DIRECTIVE: Report back each line of the records that contains the string "JSON".

RECORDS PROVIDED:
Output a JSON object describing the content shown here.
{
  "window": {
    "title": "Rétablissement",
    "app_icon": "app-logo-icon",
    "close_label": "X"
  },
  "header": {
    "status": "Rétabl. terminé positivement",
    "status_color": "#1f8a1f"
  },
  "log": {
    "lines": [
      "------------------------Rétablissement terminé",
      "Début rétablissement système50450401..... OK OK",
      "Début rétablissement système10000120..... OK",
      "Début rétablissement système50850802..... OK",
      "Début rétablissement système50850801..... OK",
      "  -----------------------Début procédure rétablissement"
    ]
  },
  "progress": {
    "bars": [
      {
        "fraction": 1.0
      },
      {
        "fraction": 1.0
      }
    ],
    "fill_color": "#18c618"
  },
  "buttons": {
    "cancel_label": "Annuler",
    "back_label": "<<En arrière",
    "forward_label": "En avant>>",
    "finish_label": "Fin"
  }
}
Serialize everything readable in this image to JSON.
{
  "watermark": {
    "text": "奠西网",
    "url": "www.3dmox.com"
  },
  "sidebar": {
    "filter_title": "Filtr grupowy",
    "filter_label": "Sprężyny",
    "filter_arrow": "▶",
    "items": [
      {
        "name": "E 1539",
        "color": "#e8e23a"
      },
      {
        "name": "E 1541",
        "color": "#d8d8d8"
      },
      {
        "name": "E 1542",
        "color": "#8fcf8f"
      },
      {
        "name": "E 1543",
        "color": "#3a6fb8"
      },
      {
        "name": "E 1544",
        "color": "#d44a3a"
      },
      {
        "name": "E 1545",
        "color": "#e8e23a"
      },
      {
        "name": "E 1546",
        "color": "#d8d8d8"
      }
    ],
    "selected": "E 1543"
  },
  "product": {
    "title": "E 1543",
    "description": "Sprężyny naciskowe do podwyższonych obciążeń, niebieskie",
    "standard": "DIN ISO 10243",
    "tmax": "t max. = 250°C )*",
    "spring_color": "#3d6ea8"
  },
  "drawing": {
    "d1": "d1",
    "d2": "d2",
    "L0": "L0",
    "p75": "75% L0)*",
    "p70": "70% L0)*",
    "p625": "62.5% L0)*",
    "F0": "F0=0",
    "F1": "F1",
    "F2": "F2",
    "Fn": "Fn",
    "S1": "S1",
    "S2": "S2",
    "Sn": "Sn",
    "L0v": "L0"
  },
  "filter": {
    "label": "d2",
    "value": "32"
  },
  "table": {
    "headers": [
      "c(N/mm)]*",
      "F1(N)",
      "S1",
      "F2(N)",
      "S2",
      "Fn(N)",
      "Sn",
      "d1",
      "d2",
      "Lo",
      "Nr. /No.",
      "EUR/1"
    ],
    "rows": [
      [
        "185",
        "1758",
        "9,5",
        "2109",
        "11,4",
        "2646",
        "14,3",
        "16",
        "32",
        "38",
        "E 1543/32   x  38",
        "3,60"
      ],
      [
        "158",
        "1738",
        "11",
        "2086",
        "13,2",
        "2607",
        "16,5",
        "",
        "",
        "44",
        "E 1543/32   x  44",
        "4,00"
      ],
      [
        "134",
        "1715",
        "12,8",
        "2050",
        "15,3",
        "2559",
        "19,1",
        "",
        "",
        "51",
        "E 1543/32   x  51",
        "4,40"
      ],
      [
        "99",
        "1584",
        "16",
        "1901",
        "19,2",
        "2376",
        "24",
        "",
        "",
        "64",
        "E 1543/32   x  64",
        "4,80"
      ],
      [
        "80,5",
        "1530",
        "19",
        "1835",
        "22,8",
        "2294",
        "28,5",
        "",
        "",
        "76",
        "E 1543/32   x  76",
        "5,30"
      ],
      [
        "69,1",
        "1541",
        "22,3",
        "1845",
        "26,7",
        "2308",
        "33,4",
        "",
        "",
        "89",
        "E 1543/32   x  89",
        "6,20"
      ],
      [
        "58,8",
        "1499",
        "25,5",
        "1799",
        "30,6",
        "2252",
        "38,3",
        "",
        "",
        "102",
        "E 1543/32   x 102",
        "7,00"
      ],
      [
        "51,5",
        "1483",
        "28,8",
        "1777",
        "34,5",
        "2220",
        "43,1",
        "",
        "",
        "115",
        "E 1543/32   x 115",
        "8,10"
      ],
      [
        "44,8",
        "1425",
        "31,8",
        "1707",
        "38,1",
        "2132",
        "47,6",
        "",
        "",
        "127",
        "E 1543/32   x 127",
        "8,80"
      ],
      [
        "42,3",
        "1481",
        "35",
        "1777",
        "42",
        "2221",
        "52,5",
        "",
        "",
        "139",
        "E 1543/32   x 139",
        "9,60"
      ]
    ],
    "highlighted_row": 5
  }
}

RESPONSE FOR THIS EXERCISE:
Output a JSON object describing the content shown here.
Serialize everything readable in this image to JSON.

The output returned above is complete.